[Data excerpts]
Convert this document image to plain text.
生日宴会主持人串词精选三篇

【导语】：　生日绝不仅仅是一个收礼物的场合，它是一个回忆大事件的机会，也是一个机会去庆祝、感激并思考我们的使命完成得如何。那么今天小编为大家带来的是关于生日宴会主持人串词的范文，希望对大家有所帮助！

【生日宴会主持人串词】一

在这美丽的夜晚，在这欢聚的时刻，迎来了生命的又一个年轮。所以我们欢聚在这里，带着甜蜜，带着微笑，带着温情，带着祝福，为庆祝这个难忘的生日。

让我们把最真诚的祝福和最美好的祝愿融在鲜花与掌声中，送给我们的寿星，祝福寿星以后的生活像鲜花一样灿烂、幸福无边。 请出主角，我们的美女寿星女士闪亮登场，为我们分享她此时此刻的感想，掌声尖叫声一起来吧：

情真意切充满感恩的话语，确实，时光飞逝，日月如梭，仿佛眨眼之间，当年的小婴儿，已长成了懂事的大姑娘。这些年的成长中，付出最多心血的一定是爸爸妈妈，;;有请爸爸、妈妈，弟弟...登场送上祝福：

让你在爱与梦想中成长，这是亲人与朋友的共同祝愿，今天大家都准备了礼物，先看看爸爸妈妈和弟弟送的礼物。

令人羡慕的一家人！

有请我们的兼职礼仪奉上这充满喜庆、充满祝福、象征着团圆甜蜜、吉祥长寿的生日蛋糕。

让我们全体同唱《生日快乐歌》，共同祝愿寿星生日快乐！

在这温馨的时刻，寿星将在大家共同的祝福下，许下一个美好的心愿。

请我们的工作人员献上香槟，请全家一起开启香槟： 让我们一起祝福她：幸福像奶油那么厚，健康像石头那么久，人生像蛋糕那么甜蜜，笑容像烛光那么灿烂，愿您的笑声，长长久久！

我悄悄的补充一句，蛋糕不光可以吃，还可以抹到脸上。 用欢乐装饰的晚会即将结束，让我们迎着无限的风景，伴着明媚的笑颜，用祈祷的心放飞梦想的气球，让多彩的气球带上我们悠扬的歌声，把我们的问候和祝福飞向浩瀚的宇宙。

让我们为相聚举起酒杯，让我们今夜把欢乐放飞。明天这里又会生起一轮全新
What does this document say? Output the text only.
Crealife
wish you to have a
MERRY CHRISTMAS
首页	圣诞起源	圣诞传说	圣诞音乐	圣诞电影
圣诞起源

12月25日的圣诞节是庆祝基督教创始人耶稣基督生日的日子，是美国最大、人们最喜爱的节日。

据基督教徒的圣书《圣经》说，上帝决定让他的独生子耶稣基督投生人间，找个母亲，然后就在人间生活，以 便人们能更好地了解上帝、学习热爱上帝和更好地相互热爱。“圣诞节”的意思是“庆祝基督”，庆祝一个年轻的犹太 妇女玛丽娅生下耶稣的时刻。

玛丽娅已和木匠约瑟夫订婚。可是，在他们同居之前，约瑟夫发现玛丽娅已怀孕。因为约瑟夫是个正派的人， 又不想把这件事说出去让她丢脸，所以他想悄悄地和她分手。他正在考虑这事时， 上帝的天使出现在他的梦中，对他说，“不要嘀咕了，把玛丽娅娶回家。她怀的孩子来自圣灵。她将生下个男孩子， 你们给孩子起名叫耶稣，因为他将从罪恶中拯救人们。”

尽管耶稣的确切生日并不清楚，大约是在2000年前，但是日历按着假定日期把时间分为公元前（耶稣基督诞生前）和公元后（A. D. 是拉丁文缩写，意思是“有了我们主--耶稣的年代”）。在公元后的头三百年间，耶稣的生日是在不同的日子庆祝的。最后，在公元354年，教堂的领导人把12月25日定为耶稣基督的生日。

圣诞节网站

- _WRITTEN EXERCISE_
Find every line in the listing that holds the string "text", then say how many there are as a bare number.

- _RESULT_
2